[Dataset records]
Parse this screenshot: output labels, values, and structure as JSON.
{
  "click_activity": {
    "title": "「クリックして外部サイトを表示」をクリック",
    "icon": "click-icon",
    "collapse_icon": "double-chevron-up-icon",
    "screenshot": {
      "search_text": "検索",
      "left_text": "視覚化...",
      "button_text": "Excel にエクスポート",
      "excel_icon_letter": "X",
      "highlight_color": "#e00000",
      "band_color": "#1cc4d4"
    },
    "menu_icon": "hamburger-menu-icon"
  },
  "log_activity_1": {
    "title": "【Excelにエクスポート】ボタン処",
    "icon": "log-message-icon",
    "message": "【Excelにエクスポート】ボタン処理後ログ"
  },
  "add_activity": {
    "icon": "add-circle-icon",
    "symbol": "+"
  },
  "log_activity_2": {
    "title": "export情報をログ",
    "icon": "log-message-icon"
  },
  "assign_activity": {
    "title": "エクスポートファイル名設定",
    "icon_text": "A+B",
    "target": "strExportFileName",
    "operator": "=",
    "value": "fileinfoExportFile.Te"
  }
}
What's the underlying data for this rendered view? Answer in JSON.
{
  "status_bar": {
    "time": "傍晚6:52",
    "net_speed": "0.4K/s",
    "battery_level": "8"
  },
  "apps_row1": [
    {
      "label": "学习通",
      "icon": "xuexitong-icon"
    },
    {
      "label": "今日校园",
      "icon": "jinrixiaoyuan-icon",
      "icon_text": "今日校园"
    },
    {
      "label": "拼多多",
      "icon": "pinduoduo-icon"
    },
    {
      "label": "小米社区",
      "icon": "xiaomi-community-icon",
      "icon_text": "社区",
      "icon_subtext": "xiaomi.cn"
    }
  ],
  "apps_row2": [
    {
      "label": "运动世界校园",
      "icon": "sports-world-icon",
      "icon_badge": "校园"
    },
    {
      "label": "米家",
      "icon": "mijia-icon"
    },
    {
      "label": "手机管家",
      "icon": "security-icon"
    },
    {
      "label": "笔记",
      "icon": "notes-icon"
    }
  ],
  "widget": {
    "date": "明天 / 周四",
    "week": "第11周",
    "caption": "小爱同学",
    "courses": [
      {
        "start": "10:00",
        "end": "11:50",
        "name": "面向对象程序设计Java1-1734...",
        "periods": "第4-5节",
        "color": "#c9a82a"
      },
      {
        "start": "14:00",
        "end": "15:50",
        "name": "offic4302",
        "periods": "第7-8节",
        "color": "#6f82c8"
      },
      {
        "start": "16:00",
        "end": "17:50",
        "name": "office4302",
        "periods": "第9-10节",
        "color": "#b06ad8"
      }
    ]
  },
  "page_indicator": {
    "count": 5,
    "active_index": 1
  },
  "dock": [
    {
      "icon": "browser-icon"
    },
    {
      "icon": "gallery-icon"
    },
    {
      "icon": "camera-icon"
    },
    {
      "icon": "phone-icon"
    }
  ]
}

Stated exercise:
Report how many lines of the listing hold the string "periods", giving only the number.

Solution for this problem:
3